━━━ Provided information
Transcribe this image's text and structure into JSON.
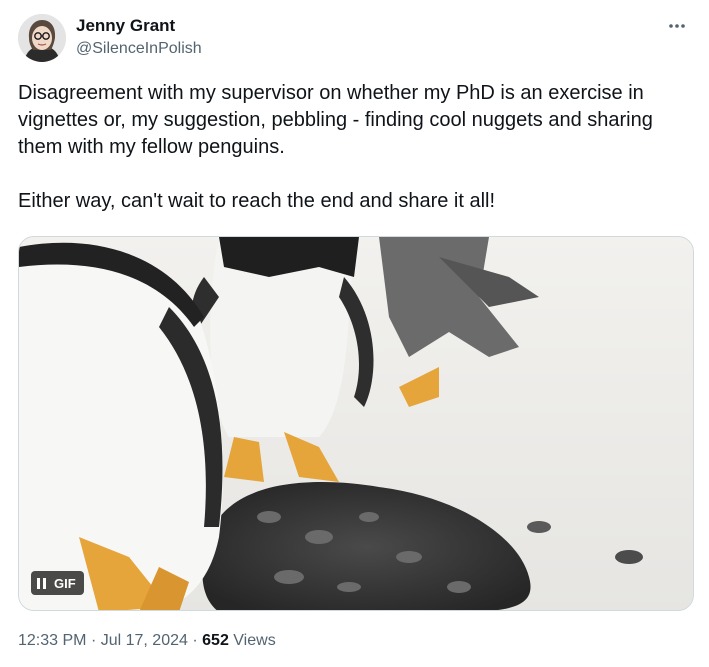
{
  "author": {
    "display_name": "Jenny Grant",
    "handle": "@SilenceInPolish"
  },
  "more_icon": "more-horizontal-icon",
  "tweet": {
    "paragraphs": [
      "Disagreement with my supervisor on whether my PhD is an exercise in vignettes or, my suggestion, pebbling - finding cool nuggets and sharing them with my fellow penguins.",
      "Either way, can't wait to reach the end and share it all!"
    ]
  },
  "media": {
    "badge_label": "GIF",
    "badge_icon": "pause-icon"
  },
  "meta": {
    "time": "12:33 PM",
    "separator": "·",
    "date": "Jul 17, 2024",
    "views_count": "652",
    "views_label": "Views"
  },
  "colors": {
    "text_primary": "#0f1419",
    "text_secondary": "#536471",
    "border": "#cfd9de"
  }
}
━━━━━━
Short exercise: In your copy of the listing above, reproduce each line exactly and omit all pictures.

Result of this exercise:
Transcribe this image's text and structure into JSON.
{
  "author": {
    "display_name": "Jenny Grant",
    "handle": "@SilenceInPolish"
  },
  "more_icon": "more-horizontal-icon",
  "tweet": {
    "paragraphs": [
      "Disagreement with my supervisor on whether my PhD is an exercise in vignettes or, my suggestion, pebbling - finding cool nuggets and sharing them with my fellow penguins.",
      "Either way, can't wait to reach the end and share it all!"
    ]
  },
  "media": {
    "badge_label": "GIF",
    "badge_icon": "pause-icon"
  },
  "meta": {
    "time": "12:33 PM",
    "separator": "·",
    "date": "Jul 17, 2024",
    "views_count": "652",
    "views_label": "Views"
  },
  "colors": {
    "text_primary": "#0f1419",
    "text_secondary": "#536471",
    "border": "#cfd9de"
  }
}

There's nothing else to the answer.